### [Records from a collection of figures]
= = = = = = =

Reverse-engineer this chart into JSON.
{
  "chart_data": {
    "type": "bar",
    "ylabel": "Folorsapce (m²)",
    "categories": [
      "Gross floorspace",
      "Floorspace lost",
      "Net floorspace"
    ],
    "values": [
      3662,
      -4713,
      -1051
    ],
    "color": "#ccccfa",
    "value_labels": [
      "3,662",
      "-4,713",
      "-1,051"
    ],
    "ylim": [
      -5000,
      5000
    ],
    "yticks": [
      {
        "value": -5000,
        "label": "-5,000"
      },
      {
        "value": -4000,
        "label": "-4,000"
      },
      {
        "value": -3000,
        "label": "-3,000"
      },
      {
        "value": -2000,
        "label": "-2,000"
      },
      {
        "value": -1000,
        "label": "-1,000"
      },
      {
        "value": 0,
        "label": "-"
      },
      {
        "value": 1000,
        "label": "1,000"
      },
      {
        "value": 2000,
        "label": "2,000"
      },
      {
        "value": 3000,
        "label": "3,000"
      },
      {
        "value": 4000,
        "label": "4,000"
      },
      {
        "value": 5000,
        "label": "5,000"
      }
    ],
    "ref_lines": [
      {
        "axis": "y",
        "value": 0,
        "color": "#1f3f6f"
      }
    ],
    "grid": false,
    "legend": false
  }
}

= = = = = = =

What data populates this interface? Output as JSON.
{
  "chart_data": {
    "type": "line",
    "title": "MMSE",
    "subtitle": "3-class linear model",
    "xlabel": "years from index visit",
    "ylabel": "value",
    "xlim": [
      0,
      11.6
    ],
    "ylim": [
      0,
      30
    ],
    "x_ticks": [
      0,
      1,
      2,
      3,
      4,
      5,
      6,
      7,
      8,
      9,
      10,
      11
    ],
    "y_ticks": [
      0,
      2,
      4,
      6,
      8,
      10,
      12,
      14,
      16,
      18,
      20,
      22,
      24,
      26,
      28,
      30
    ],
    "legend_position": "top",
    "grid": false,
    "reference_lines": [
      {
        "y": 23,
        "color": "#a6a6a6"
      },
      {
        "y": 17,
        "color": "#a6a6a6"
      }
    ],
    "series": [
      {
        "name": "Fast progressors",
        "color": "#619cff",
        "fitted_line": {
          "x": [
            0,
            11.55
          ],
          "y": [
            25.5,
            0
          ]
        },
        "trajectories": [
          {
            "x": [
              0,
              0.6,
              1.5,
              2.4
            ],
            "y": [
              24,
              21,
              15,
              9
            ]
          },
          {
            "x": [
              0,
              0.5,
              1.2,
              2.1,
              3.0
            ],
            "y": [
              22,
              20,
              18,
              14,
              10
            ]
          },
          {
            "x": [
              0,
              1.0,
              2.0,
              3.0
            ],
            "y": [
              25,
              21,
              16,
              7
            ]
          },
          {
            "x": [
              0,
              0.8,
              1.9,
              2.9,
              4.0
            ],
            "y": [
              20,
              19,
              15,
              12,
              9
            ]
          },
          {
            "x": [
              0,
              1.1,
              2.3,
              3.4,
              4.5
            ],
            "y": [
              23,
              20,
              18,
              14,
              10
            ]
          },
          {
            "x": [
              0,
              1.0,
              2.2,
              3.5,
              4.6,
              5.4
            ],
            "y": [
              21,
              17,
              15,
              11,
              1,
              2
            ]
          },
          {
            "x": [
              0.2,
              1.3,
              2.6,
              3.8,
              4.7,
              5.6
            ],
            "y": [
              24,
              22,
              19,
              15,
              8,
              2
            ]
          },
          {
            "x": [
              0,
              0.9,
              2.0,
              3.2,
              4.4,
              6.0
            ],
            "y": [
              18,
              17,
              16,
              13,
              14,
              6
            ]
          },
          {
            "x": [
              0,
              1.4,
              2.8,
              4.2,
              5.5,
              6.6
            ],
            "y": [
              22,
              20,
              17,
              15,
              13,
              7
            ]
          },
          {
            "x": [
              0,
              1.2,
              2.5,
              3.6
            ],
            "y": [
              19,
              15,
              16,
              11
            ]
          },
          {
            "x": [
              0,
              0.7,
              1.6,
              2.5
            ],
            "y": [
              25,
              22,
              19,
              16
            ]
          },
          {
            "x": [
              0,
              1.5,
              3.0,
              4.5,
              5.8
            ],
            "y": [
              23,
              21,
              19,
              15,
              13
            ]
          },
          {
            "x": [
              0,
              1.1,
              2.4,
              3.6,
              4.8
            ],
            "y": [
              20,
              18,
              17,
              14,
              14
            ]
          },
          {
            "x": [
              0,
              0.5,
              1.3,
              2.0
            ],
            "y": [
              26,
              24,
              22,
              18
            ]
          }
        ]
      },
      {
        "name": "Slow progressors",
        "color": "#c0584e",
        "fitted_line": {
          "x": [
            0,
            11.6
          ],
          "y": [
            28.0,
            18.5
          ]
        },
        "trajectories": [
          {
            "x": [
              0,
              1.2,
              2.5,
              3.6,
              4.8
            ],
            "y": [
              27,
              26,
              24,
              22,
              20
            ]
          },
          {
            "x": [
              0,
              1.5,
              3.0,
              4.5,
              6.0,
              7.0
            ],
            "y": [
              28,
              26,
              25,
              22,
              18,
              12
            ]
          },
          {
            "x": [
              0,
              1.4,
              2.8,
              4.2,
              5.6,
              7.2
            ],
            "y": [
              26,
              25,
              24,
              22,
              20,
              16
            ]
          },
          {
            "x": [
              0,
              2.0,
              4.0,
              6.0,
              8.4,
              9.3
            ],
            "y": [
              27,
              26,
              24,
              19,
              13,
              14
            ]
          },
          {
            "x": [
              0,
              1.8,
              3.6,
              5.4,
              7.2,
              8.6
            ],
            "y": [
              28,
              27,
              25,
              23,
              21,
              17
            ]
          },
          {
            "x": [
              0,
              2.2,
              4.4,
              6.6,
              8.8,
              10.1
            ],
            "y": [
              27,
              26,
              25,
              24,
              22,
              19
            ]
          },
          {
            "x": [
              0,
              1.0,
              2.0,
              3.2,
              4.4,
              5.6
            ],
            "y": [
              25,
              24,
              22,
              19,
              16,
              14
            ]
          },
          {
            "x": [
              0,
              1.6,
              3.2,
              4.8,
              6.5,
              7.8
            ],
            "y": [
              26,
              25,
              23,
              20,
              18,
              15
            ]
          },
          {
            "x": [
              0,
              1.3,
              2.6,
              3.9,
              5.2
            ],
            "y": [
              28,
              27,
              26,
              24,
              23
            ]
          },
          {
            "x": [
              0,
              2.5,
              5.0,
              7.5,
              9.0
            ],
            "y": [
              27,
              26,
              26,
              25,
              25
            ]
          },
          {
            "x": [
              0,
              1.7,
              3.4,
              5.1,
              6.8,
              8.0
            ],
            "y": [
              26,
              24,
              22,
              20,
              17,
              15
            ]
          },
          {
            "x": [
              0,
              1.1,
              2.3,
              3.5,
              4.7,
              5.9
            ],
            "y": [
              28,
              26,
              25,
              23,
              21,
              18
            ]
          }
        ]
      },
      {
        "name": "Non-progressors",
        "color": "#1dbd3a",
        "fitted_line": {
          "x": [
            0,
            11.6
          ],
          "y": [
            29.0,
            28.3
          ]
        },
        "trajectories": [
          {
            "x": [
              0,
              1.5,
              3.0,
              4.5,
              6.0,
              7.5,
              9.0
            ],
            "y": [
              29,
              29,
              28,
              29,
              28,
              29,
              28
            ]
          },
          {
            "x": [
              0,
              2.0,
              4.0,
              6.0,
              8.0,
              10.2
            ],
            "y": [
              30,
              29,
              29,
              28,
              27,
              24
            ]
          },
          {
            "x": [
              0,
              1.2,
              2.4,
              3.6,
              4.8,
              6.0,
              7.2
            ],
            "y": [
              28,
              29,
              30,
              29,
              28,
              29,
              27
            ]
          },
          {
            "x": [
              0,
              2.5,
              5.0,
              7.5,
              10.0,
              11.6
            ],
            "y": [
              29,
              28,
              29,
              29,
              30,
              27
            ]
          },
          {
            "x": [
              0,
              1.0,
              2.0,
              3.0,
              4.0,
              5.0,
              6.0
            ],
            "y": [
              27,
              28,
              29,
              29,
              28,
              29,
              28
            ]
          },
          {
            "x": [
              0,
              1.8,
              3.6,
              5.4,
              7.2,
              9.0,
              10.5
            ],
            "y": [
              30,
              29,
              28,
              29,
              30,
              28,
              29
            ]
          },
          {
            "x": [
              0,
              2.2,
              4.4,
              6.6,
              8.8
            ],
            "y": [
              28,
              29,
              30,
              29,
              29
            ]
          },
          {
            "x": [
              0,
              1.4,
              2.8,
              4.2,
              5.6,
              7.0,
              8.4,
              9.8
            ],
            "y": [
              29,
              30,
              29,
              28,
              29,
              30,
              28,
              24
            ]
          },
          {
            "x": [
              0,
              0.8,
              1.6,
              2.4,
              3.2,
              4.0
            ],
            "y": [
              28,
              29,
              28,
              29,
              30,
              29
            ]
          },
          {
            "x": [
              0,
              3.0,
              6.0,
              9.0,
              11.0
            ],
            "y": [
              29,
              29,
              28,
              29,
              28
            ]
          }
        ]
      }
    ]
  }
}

= = = = = = =

Copy every line of the listing that includes the string "this".

### [Task response]
Reverse-engineer this chart into JSON.
What data populates this interface? Output as JSON.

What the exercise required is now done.